— START Material provided —

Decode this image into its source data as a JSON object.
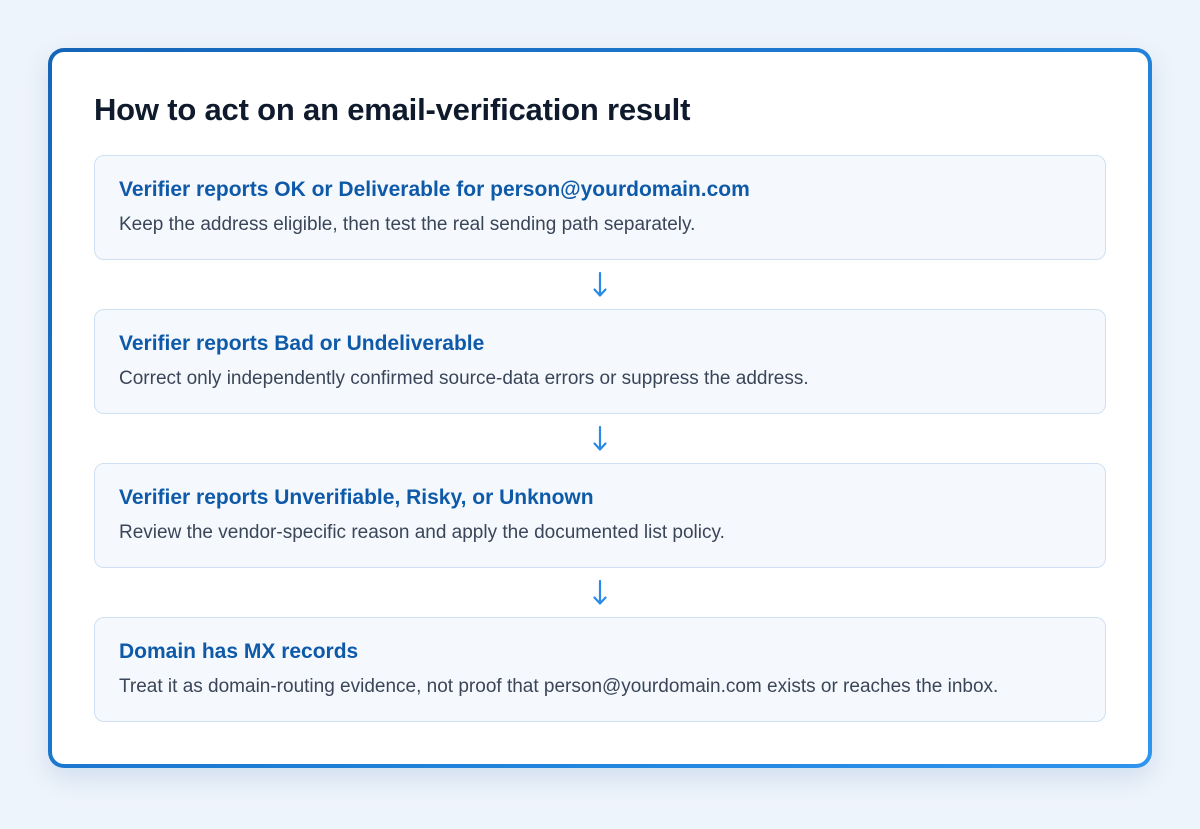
{
  "title": "How to act on an email-verification result",
  "steps": [
    {
      "heading": "Verifier reports OK or Deliverable for person@yourdomain.com",
      "description": "Keep the address eligible, then test the real sending path separately."
    },
    {
      "heading": "Verifier reports Bad or Undeliverable",
      "description": "Correct only independently confirmed source-data errors or suppress the address."
    },
    {
      "heading": "Verifier reports Unverifiable, Risky, or Unknown",
      "description": "Review the vendor-specific reason and apply the documented list policy."
    },
    {
      "heading": "Domain has MX records",
      "description": "Treat it as domain-routing evidence, not proof that person@yourdomain.com exists or reaches the inbox."
    }
  ],
  "colors": {
    "frame_border": "#1e7fd6",
    "step_heading": "#0f5aa8",
    "arrow": "#2a8be6"
  },
  "connector_icon": "arrow-down-icon"
}
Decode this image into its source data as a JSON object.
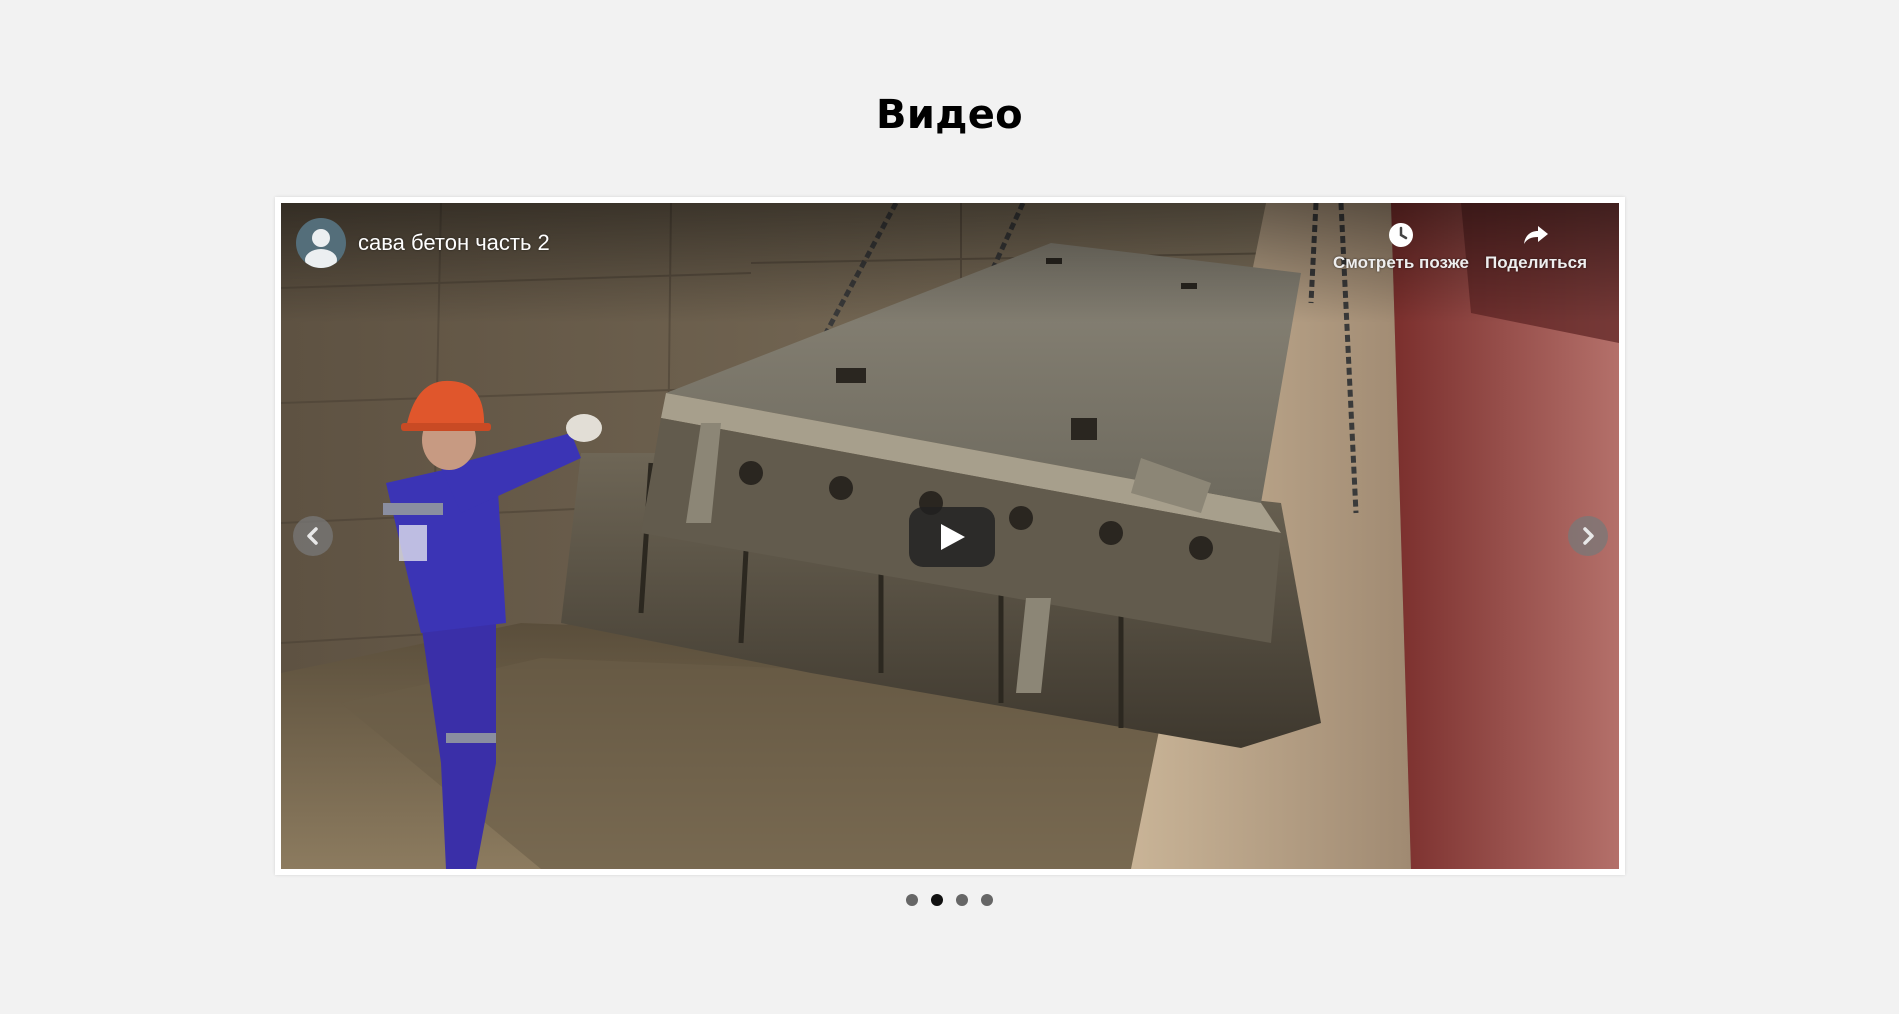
{
  "section": {
    "title": "Видео"
  },
  "video": {
    "title": "сава бетон часть 2",
    "watch_later_label": "Смотреть позже",
    "share_label": "Поделиться"
  },
  "carousel": {
    "slide_count": 4,
    "active_index": 1
  },
  "colors": {
    "page_background": "#f2f2f2",
    "avatar_background": "#546e7a",
    "dot_inactive": "#666666",
    "dot_active": "#111111"
  },
  "icons": {
    "avatar": "user-avatar-icon",
    "watch_later": "clock-icon",
    "share": "share-arrow-icon",
    "play": "play-icon",
    "prev": "chevron-left-icon",
    "next": "chevron-right-icon"
  }
}
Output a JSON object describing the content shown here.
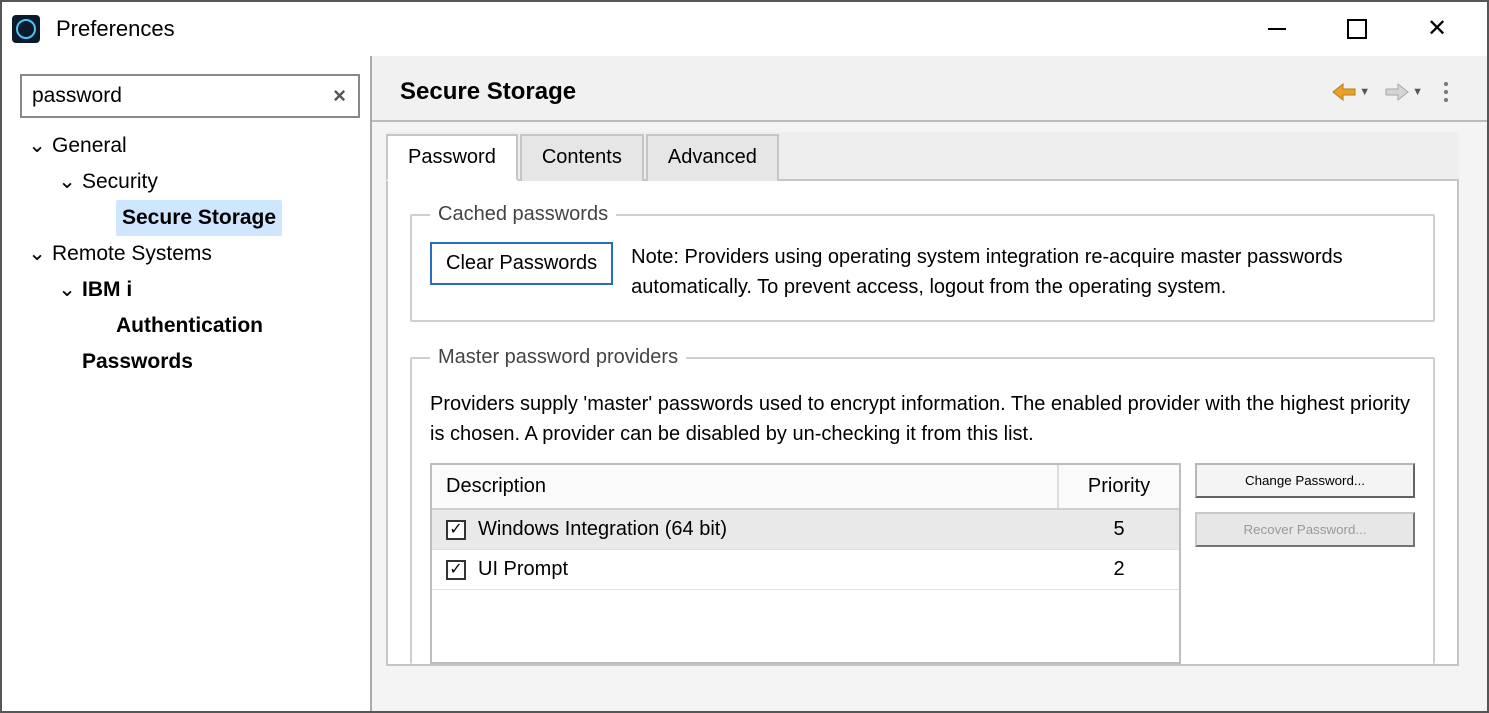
{
  "window": {
    "title": "Preferences"
  },
  "filter": {
    "value": "password"
  },
  "tree": {
    "general": "General",
    "security": "Security",
    "secure_storage": "Secure Storage",
    "remote_systems": "Remote Systems",
    "ibm_i": "IBM i",
    "authentication": "Authentication",
    "passwords": "Passwords"
  },
  "page": {
    "title": "Secure Storage",
    "tabs": {
      "password": "Password",
      "contents": "Contents",
      "advanced": "Advanced"
    },
    "cached": {
      "legend": "Cached passwords",
      "clear_btn": "Clear Passwords",
      "note": "Note: Providers using operating system integration re-acquire master passwords automatically. To prevent access, logout from the operating system."
    },
    "providers": {
      "legend": "Master password providers",
      "desc": "Providers supply 'master' passwords used to encrypt information. The enabled provider with the highest priority is chosen. A provider can be disabled by un-checking it from this list.",
      "col_description": "Description",
      "col_priority": "Priority",
      "rows": [
        {
          "label": "Windows Integration (64 bit)",
          "priority": "5",
          "checked": true,
          "selected": true
        },
        {
          "label": "UI Prompt",
          "priority": "2",
          "checked": true,
          "selected": false
        }
      ],
      "change_btn": "Change Password...",
      "recover_btn": "Recover Password..."
    }
  }
}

— END Material provided —

- [Task description]
Write out again every line above exactly as given; the pictures do not belong in the copy.

- [Output of the exercise]
Decode this image into its source data as a JSON object.
{
  "title": "How to act on an email-verification result",
  "steps": [
    {
      "heading": "Verifier reports OK or Deliverable for person@yourdomain.com",
      "description": "Keep the address eligible, then test the real sending path separately."
    },
    {
      "heading": "Verifier reports Bad or Undeliverable",
      "description": "Correct only independently confirmed source-data errors or suppress the address."
    },
    {
      "heading": "Verifier reports Unverifiable, Risky, or Unknown",
      "description": "Review the vendor-specific reason and apply the documented list policy."
    },
    {
      "heading": "Domain has MX records",
      "description": "Treat it as domain-routing evidence, not proof that person@yourdomain.com exists or reaches the inbox."
    }
  ],
  "colors": {
    "frame_border": "#1e7fd6",
    "step_heading": "#0f5aa8",
    "arrow": "#2a8be6"
  },
  "connector_icon": "arrow-down-icon"
}
Decode this image into its source data as a JSON object.
{
  "section": {
    "title": "Видео"
  },
  "video": {
    "title": "сава бетон часть 2",
    "watch_later_label": "Смотреть позже",
    "share_label": "Поделиться"
  },
  "carousel": {
    "slide_count": 4,
    "active_index": 1
  },
  "colors": {
    "page_background": "#f2f2f2",
    "avatar_background": "#546e7a",
    "dot_inactive": "#666666",
    "dot_active": "#111111"
  },
  "icons": {
    "avatar": "user-avatar-icon",
    "watch_later": "clock-icon",
    "share": "share-arrow-icon",
    "play": "play-icon",
    "prev": "chevron-left-icon",
    "next": "chevron-right-icon"
  }
}
Output a JSON object describing the content shown here.
{
  "window": {
    "title": "Preferences"
  },
  "filter": {
    "value": "password"
  },
  "tree": {
    "general": "General",
    "security": "Security",
    "secure_storage": "Secure Storage",
    "remote_systems": "Remote Systems",
    "ibm_i": "IBM i",
    "authentication": "Authentication",
    "passwords": "Passwords"
  },
  "page": {
    "title": "Secure Storage",
    "tabs": {
      "password": "Password",
      "contents": "Contents",
      "advanced": "Advanced"
    },
    "cached": {
      "legend": "Cached passwords",
      "clear_btn": "Clear Passwords",
      "note": "Note: Providers using operating system integration re-acquire master passwords automatically. To prevent access, logout from the operating system."
    },
    "providers": {
      "legend": "Master password providers",
      "desc": "Providers supply 'master' passwords used to encrypt information. The enabled provider with the highest priority is chosen. A provider can be disabled by un-checking it from this list.",
      "col_description": "Description",
      "col_priority": "Priority",
      "rows": [
        {
          "label": "Windows Integration (64 bit)",
          "priority": "5",
          "checked": true,
          "selected": true
        },
        {
          "label": "UI Prompt",
          "priority": "2",
          "checked": true,
          "selected": false
        }
      ],
      "change_btn": "Change Password...",
      "recover_btn": "Recover Password..."
    }
  }
}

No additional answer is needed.